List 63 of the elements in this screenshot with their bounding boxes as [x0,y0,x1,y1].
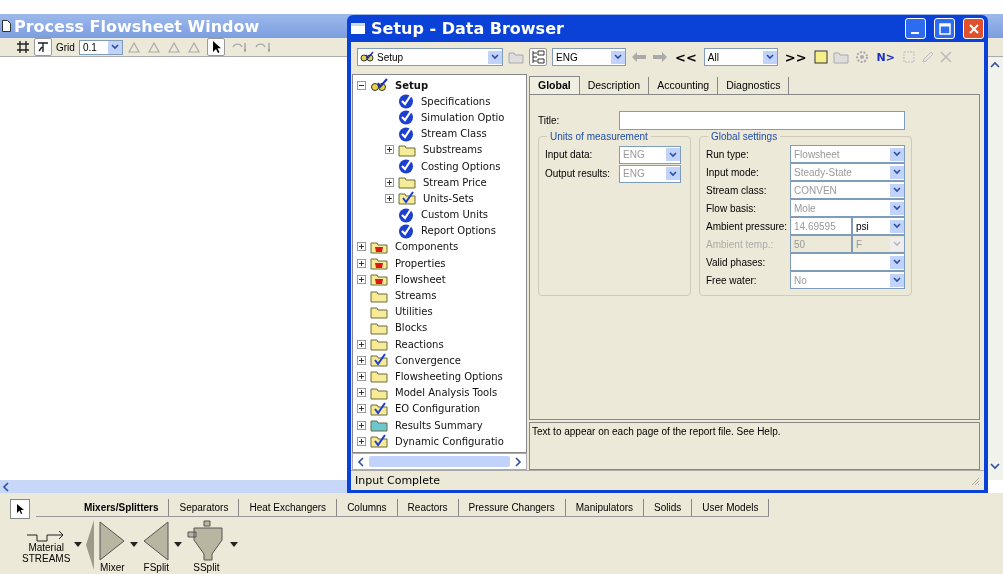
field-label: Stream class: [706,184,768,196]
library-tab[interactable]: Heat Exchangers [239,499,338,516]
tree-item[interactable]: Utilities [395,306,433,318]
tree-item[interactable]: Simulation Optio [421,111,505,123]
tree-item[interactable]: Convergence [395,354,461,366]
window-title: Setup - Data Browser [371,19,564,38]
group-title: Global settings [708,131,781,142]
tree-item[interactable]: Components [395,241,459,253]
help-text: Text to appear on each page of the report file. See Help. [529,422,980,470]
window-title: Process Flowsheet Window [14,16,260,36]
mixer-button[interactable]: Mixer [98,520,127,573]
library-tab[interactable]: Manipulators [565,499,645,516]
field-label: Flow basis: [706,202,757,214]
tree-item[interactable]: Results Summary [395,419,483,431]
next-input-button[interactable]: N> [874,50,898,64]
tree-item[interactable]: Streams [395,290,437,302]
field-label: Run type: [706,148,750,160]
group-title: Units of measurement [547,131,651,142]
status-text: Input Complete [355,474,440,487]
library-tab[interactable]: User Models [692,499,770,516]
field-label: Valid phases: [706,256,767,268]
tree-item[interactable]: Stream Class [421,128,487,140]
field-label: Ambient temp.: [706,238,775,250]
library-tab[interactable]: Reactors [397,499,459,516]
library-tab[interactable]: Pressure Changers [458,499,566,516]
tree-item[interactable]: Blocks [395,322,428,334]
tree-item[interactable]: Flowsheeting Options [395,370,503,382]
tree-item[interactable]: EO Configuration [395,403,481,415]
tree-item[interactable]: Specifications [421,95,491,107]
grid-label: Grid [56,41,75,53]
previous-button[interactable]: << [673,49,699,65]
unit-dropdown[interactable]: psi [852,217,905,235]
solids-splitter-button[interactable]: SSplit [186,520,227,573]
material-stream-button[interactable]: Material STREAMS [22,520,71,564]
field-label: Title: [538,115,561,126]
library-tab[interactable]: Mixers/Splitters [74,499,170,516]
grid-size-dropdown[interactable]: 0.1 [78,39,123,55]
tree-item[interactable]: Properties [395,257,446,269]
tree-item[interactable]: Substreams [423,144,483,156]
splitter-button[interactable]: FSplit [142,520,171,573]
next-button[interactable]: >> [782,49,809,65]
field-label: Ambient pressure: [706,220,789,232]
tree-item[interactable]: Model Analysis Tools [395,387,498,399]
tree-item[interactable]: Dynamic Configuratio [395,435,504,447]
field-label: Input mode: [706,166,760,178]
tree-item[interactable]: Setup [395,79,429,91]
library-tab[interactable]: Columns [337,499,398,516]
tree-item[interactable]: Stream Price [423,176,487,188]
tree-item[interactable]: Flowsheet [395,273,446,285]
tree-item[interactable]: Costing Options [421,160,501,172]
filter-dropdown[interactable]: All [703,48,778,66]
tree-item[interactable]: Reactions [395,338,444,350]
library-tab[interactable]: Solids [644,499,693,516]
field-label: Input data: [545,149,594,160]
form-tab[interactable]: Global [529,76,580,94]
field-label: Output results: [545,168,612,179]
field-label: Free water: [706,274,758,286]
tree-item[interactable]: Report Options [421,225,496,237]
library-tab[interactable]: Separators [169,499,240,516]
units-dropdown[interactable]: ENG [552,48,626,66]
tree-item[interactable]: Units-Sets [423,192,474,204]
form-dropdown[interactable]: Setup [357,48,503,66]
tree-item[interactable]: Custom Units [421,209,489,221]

•••••

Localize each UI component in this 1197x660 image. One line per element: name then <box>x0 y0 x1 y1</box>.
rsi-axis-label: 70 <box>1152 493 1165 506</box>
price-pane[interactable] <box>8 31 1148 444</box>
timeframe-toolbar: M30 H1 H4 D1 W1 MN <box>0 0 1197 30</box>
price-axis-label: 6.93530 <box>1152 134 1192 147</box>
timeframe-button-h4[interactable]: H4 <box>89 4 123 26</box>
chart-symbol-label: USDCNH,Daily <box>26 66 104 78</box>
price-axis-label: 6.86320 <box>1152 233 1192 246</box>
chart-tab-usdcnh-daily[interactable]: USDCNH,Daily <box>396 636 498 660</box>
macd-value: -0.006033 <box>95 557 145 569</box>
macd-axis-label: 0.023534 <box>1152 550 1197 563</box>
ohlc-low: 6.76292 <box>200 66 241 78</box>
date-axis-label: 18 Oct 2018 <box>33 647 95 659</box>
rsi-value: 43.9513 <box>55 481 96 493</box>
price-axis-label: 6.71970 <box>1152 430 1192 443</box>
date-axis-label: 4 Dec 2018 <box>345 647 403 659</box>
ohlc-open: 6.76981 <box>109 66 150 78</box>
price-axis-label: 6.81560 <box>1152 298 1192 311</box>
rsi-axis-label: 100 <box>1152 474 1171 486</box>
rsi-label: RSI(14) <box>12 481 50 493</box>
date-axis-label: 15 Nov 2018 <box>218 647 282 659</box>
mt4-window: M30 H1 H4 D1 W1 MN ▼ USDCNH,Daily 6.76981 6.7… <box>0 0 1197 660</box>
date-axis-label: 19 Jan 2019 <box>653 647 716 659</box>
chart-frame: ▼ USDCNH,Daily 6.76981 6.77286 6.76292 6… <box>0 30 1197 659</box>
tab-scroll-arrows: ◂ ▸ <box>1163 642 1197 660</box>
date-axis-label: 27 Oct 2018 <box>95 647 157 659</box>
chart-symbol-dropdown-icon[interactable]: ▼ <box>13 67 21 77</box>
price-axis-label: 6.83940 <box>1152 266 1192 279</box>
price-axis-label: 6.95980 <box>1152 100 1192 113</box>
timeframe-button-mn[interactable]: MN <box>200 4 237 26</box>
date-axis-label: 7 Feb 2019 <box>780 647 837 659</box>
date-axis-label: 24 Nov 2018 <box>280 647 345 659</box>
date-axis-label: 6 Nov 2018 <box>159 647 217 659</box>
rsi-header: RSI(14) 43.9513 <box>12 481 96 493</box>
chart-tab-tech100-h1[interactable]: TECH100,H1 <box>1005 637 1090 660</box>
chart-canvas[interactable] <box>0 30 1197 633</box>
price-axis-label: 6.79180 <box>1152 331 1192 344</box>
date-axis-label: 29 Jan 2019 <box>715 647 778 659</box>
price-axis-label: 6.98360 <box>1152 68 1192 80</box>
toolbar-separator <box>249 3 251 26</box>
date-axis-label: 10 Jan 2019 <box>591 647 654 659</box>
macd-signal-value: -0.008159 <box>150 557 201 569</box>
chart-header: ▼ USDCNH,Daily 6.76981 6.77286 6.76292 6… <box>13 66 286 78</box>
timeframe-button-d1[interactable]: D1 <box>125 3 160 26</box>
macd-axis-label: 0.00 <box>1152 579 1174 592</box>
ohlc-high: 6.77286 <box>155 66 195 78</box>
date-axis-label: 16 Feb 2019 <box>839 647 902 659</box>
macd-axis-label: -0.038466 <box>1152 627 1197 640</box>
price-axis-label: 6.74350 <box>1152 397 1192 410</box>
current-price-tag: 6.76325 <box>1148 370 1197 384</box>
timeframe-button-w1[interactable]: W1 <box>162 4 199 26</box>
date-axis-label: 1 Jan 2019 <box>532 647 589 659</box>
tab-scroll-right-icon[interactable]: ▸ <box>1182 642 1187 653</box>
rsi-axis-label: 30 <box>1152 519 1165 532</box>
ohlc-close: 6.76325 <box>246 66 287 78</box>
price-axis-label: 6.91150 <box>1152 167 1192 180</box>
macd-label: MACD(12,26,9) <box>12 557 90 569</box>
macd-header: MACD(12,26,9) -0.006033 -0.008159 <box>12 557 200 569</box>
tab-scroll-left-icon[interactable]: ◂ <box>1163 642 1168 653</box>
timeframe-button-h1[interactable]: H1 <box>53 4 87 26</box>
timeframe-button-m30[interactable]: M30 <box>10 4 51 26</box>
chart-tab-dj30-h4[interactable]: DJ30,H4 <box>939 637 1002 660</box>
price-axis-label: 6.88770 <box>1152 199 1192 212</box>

•••••

• **WHAT IS EXPECTED**
Reproduce verbatim the lines from the one containing "field-label: Stream class: [706,184,768,196]" through the one containing "tree-item[interactable]: Components [395,241,459,253]", including both of those lines.

• **TASK RESULT**
field-label: Stream class: [706,184,768,196]
library-tab[interactable]: Heat Exchangers [239,499,338,516]
tree-item[interactable]: Utilities [395,306,433,318]
tree-item[interactable]: Simulation Optio [421,111,505,123]
tree-item[interactable]: Convergence [395,354,461,366]
window-title: Setup - Data Browser [371,19,564,38]
group-title: Global settings [708,131,781,142]
tree-item[interactable]: Components [395,241,459,253]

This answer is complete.